EXERCISE
Check each line of the listing below for the string "предоставляемых", and copy the ones that have it.

── RECORDS FOR THIS TASK ──

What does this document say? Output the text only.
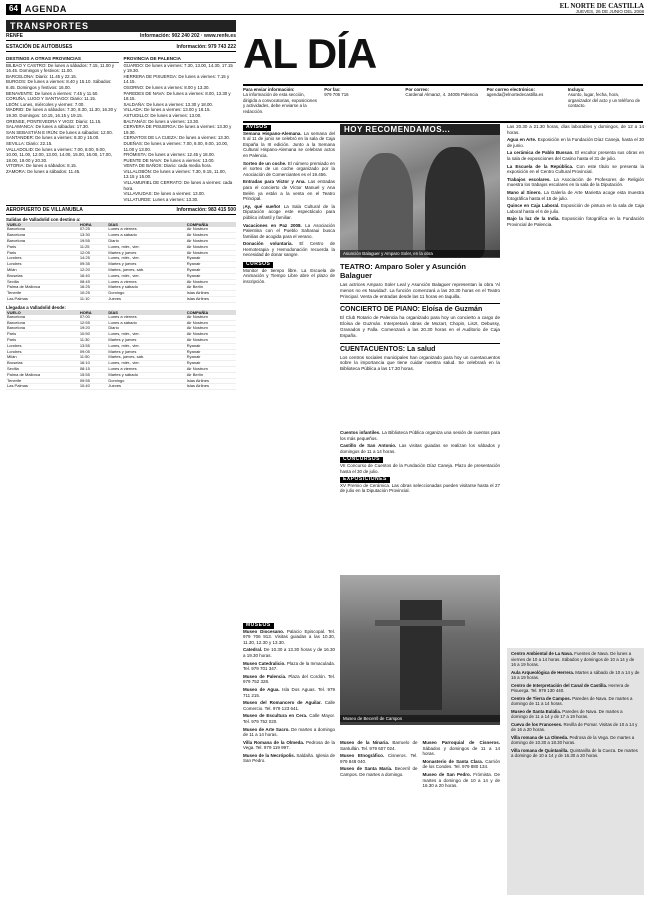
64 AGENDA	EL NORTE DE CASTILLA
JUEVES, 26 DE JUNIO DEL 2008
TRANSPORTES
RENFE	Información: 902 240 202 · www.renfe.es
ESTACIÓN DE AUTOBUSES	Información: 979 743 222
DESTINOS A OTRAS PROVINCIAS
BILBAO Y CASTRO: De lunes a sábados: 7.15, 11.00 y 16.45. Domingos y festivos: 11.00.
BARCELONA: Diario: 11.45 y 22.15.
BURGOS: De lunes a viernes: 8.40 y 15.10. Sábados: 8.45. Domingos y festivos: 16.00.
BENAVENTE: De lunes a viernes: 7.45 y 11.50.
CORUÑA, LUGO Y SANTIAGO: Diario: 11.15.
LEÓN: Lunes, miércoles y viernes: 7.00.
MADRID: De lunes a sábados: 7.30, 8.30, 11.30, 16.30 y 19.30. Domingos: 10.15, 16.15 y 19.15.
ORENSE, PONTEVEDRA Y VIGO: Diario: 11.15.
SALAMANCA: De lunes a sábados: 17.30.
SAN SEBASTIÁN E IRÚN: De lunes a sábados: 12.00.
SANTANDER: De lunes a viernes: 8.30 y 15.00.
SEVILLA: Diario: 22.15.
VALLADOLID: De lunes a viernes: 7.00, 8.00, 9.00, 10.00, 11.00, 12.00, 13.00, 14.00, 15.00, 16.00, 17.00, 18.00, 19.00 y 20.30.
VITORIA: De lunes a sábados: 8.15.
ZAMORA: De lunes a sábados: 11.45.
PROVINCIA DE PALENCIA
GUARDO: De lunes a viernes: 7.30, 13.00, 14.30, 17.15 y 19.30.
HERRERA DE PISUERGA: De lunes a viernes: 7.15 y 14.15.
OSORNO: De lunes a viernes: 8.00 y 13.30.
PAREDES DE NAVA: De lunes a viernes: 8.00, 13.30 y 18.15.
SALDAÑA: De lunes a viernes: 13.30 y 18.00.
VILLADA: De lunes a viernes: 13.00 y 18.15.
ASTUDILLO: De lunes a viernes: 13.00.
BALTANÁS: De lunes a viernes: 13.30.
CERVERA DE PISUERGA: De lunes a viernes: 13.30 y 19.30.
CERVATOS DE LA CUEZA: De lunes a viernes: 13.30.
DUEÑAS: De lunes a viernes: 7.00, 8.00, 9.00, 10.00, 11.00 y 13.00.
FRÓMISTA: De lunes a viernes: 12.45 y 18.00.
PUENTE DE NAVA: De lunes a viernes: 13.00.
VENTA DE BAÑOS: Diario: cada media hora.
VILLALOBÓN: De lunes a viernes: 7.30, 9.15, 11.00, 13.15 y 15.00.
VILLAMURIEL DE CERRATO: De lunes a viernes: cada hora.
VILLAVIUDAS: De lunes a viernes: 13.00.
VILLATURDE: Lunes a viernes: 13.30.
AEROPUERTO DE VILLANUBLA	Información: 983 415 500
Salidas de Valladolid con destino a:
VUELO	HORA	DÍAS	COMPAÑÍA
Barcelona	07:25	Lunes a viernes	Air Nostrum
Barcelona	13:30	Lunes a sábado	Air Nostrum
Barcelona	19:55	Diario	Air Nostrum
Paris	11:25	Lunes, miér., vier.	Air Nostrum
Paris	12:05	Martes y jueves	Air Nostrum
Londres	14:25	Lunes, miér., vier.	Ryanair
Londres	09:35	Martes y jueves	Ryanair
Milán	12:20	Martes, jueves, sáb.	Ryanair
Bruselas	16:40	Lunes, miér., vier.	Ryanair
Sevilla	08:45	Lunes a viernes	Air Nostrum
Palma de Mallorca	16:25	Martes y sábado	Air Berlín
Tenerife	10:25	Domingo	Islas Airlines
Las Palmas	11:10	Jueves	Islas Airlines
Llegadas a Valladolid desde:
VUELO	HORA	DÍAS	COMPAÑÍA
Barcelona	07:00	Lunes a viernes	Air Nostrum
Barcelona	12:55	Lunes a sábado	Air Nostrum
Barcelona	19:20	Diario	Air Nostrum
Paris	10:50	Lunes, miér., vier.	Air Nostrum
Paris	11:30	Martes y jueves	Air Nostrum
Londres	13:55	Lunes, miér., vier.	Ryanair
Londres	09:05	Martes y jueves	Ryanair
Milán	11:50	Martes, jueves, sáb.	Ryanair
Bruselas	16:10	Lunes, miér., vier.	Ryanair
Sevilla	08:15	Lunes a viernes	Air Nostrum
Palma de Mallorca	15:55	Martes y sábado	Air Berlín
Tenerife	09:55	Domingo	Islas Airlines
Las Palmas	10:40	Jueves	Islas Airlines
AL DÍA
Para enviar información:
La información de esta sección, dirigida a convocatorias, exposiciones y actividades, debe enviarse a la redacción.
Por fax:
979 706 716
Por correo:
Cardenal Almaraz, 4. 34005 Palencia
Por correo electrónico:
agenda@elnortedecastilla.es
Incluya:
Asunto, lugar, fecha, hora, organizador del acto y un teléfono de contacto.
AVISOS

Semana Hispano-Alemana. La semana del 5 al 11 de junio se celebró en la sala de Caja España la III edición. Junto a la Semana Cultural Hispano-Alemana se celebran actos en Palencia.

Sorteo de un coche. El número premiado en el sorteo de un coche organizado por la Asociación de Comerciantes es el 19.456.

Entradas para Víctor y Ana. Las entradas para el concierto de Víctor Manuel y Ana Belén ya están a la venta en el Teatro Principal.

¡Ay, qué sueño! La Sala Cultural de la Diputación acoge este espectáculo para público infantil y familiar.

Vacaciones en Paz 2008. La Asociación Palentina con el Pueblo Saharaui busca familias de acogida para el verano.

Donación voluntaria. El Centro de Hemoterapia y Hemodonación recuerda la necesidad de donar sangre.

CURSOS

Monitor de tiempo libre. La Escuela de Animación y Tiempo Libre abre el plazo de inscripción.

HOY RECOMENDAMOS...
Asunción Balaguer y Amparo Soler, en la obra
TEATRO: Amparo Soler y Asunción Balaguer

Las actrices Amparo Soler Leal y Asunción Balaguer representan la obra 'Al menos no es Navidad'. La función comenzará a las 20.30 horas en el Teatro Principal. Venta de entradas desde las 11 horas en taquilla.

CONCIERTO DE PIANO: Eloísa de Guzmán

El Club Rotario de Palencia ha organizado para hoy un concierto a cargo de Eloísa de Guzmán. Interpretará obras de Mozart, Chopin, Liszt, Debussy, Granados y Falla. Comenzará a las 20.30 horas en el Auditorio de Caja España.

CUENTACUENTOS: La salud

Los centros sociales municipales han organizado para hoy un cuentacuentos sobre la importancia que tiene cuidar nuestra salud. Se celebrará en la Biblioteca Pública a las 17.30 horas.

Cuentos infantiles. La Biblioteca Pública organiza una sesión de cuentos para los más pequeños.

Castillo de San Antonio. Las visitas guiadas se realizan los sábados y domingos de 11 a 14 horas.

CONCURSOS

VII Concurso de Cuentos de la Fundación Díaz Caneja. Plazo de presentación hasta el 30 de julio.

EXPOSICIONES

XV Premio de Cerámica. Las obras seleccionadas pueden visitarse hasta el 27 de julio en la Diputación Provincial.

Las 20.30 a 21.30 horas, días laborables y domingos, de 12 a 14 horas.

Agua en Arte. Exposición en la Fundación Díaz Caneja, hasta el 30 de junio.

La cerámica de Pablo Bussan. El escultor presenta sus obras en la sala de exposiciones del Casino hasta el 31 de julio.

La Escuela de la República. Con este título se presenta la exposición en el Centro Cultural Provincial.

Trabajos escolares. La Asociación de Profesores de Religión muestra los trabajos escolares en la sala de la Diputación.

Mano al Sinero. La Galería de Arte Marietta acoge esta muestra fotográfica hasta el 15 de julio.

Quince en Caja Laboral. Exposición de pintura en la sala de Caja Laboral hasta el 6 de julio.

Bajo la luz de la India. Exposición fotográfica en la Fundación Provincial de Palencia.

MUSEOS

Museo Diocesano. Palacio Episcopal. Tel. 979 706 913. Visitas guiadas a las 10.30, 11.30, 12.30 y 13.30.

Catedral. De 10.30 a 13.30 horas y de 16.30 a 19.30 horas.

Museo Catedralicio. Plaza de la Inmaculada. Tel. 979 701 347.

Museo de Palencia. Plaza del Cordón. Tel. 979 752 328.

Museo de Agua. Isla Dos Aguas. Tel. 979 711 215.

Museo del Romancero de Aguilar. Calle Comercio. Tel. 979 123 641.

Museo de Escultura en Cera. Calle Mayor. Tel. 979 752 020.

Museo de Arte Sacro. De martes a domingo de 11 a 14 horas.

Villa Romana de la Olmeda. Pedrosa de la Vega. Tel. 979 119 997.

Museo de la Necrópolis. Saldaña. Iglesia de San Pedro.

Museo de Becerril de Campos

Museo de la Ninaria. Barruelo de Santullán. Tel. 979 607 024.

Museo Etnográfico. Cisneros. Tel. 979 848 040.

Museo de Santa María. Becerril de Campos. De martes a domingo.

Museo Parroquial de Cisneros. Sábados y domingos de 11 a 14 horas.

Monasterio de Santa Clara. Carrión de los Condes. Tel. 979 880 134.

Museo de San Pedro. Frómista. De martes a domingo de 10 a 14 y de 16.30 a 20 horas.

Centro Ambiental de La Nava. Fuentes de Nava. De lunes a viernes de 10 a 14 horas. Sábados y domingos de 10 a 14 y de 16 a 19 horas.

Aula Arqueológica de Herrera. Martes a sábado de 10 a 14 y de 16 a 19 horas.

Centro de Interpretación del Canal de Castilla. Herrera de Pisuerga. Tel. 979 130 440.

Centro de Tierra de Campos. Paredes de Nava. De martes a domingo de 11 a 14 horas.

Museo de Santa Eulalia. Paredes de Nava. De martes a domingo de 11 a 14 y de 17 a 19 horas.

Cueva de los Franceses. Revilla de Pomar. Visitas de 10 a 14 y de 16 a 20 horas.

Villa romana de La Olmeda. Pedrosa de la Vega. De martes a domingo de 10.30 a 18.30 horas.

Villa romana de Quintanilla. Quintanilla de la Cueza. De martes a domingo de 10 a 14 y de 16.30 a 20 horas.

───
── RECORDS FOR THIS TASK ──

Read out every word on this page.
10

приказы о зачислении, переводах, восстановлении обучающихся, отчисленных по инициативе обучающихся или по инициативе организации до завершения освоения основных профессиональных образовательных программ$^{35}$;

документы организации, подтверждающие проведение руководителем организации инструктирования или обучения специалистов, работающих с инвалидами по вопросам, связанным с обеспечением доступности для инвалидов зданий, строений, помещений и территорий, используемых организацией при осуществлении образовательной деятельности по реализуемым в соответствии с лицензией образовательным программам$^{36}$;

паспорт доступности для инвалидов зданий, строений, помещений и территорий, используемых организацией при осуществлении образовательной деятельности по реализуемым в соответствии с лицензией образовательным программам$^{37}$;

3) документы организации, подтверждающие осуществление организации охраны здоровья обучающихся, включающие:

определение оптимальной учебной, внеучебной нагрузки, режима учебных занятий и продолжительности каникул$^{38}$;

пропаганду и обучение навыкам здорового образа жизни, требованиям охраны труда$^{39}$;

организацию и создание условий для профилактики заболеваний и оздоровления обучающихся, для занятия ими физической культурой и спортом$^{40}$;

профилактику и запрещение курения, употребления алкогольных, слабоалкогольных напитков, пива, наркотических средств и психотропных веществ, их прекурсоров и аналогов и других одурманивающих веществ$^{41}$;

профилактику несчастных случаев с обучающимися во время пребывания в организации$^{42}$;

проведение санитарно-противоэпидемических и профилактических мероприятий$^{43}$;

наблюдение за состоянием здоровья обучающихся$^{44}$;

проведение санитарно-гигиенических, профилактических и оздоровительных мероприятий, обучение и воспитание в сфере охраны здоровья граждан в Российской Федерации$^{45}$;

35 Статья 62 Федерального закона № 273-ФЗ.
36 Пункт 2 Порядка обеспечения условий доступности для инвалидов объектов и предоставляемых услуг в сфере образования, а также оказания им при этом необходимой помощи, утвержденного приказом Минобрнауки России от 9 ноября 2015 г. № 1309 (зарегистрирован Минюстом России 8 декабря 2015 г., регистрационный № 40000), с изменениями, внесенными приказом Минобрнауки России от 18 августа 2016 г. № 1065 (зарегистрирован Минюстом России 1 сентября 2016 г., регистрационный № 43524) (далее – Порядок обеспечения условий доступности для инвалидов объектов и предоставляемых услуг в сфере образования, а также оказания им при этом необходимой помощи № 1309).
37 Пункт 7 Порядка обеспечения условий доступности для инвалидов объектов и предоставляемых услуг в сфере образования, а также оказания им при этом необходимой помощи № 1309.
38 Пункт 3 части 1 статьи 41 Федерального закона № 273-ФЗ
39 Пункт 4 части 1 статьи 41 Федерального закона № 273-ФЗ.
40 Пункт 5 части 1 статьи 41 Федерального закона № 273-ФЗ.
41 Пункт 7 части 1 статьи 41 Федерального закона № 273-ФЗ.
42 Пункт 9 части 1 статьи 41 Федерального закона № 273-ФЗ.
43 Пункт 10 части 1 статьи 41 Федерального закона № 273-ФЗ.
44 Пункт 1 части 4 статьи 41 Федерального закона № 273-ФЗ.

───

WRITTEN RESPONSE
36 Пункт 2 Порядка обеспечения условий доступности для инвалидов объектов и предоставляемых услуг в сфере образования, а также оказания им при этом необходимой помощи, утвержденного приказом Минобрнауки России от 9 ноября 2015 г. № 1309 (зарегистрирован Минюстом России 8 декабря 2015 г., регистрационный № 40000), с изменениями, внесенными приказом Минобрнауки России от 18 августа 2016 г. № 1065 (зарегистрирован Минюстом России 1 сентября 2016 г., регистрационный № 43524) (далее – Порядок обеспечения условий доступности для инвалидов объектов и предоставляемых услуг в сфере образования, а также оказания им при этом необходимой помощи № 1309).
37 Пункт 7 Порядка обеспечения условий доступности для инвалидов объектов и предоставляемых услуг в сфере образования, а также оказания им при этом необходимой помощи № 1309.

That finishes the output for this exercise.